BEGIN Data to process

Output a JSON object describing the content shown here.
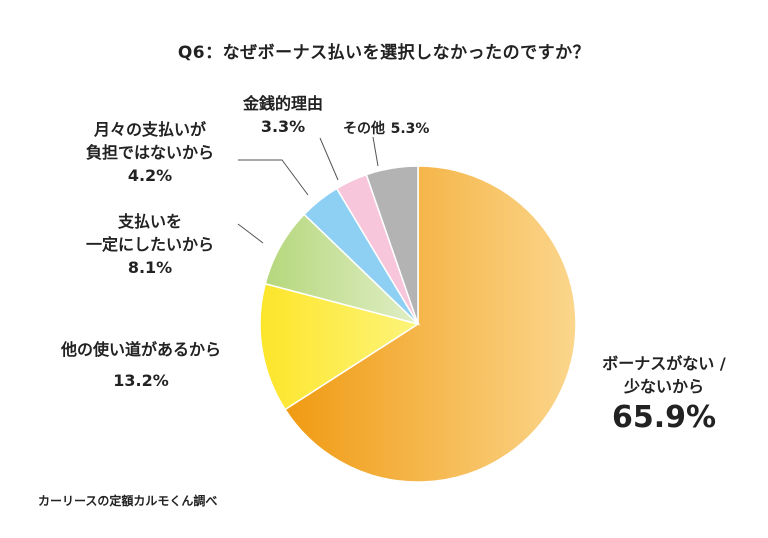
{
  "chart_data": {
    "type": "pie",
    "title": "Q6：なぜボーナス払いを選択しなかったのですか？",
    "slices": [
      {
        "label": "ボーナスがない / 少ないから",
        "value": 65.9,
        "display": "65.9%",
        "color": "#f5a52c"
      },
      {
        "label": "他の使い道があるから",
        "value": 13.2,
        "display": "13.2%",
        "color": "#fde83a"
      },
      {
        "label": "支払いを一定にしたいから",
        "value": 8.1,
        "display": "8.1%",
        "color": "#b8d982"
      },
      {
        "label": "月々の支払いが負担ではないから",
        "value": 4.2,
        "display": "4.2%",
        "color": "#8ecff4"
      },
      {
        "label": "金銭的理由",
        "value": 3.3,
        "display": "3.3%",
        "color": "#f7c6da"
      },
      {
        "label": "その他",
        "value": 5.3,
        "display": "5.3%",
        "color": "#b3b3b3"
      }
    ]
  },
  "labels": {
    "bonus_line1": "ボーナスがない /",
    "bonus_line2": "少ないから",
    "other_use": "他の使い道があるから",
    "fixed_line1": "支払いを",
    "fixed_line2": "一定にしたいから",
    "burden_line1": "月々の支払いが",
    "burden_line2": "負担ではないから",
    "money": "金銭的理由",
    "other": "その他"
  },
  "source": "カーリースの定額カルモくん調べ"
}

END Data to process
BEGIN Data to process

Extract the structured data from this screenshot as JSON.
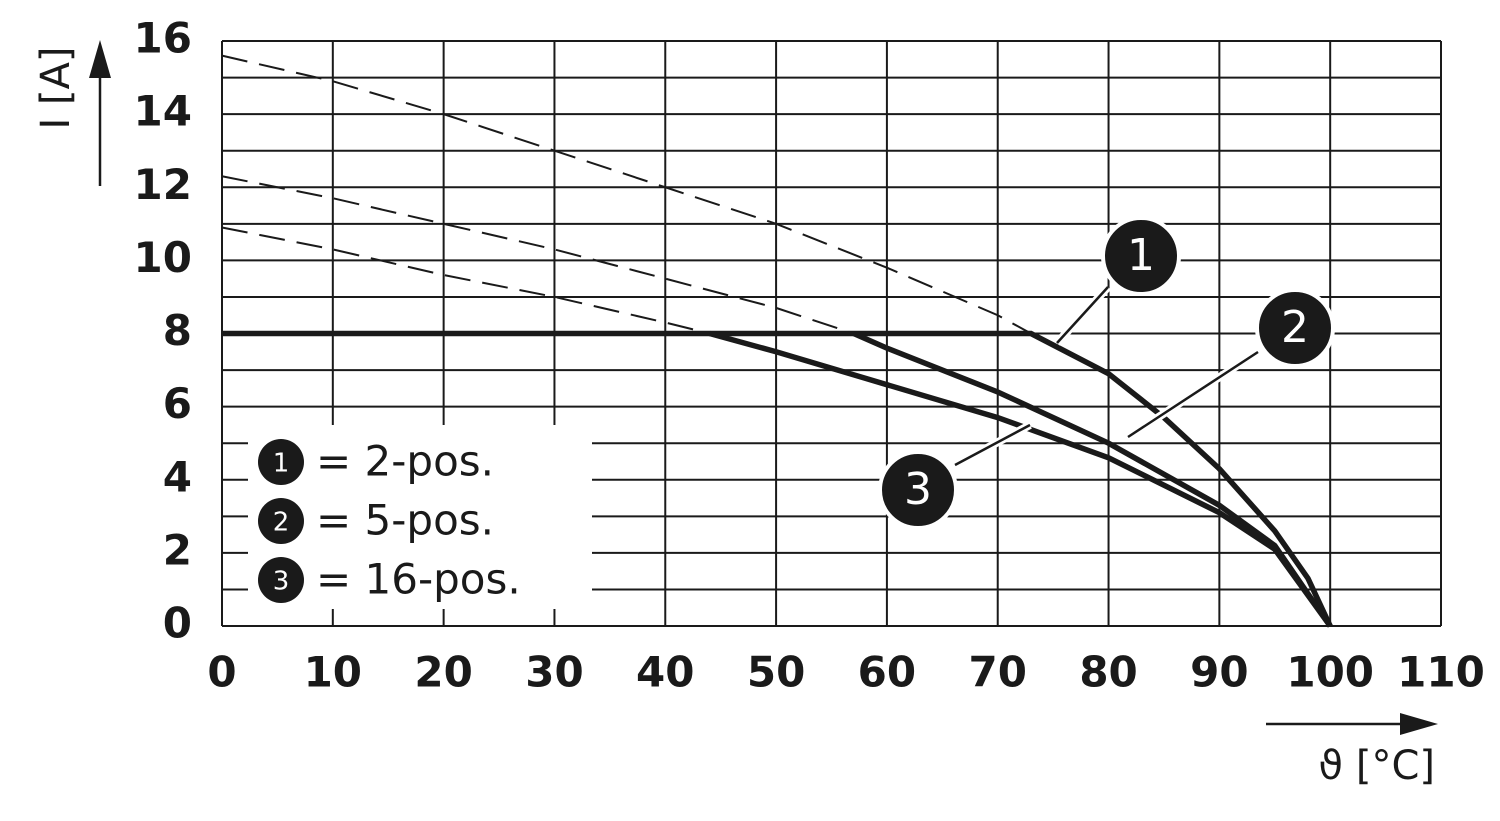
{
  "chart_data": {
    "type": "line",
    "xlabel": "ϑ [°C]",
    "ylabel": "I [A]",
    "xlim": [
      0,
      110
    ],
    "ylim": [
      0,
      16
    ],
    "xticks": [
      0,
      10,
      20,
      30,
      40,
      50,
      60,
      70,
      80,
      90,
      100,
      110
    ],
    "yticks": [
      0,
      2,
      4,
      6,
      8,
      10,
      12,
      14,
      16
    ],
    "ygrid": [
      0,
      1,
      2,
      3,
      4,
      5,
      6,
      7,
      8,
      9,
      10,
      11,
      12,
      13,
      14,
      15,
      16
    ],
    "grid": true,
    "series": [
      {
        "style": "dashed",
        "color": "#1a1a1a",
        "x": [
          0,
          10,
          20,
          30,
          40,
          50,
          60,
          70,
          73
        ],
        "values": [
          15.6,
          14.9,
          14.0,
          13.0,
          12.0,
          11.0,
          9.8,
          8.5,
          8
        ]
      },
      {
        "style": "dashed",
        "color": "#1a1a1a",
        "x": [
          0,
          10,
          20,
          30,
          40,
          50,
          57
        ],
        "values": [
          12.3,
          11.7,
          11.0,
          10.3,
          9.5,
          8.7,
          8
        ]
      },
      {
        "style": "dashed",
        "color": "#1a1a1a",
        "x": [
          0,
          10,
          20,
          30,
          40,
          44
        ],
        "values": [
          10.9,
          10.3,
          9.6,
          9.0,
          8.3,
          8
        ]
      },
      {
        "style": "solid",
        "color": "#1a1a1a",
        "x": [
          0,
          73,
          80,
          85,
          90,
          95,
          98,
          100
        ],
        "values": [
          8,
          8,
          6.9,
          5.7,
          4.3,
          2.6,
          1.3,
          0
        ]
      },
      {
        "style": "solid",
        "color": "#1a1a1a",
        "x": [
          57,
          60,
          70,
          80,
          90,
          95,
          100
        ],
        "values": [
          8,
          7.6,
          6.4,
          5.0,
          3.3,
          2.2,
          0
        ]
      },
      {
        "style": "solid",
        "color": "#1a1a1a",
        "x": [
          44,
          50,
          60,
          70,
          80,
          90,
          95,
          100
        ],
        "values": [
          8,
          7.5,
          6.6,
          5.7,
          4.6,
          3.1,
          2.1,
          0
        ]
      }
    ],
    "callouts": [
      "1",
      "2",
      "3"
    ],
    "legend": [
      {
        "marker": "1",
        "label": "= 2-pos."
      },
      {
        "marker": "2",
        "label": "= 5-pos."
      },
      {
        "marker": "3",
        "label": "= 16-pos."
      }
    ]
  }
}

END Data to process

Work required – Go over the entries above and say how many lines hold the string "ボーナスがない", with no other text.

The result – 2